--- BEGIN Records supplied ---

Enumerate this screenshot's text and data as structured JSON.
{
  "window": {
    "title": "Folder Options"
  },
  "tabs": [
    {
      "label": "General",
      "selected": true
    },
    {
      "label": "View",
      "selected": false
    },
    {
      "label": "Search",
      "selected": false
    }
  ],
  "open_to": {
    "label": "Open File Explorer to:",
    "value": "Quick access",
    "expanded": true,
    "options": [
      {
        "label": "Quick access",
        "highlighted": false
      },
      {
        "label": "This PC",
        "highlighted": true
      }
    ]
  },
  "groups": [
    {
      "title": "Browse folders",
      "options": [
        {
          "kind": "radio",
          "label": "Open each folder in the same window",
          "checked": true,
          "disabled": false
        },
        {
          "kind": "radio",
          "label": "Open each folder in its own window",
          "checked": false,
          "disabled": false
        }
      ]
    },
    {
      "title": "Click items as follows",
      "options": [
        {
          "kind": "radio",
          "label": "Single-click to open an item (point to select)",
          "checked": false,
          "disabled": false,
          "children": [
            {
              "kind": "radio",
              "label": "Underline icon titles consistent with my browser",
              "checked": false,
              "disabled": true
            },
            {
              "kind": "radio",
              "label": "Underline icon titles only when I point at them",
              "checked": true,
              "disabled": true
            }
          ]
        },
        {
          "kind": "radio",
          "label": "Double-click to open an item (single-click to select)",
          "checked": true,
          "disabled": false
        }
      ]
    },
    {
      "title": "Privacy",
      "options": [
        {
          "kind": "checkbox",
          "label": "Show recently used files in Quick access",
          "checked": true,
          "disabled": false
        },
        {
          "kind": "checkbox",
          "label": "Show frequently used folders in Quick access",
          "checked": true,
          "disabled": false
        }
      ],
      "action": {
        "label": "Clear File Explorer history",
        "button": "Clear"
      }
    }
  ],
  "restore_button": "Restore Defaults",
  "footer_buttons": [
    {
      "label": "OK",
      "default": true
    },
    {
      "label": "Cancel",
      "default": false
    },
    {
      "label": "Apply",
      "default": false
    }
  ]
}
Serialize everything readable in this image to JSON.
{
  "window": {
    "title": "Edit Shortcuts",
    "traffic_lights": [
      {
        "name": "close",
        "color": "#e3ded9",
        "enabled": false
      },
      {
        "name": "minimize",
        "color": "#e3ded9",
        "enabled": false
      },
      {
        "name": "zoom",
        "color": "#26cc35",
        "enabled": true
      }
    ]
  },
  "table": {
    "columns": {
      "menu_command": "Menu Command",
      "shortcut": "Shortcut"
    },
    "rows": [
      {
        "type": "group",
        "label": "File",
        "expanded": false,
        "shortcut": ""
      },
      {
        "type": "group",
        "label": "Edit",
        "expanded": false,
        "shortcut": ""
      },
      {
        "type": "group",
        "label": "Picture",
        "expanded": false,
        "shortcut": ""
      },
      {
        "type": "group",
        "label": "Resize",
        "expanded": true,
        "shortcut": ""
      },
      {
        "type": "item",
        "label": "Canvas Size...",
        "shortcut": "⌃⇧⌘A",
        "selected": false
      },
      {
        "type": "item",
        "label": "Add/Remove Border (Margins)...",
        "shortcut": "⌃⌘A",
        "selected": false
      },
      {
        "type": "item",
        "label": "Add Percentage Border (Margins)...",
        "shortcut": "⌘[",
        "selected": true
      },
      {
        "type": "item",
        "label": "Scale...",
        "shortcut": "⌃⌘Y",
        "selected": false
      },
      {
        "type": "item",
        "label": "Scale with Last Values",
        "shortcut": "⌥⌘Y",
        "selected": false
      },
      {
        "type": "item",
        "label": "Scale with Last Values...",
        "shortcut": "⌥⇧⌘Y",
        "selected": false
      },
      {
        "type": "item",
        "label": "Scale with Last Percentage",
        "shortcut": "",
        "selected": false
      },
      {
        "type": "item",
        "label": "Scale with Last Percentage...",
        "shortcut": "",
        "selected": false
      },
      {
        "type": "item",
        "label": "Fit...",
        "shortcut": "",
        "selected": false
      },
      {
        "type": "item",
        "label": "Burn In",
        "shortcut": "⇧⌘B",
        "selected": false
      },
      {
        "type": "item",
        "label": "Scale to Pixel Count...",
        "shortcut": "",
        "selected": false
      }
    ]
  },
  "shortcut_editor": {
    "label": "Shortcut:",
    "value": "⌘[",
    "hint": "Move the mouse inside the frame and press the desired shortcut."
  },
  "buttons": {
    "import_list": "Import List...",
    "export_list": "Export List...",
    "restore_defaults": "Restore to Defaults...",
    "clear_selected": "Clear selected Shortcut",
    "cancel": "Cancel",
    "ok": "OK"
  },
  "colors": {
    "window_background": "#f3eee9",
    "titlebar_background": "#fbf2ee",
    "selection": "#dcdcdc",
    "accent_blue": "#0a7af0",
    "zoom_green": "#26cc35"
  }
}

--- END Records supplied ---

Note each line of the entries that has "highlighted" in it, and copy those lines.

        "highlighted": false
        "highlighted": true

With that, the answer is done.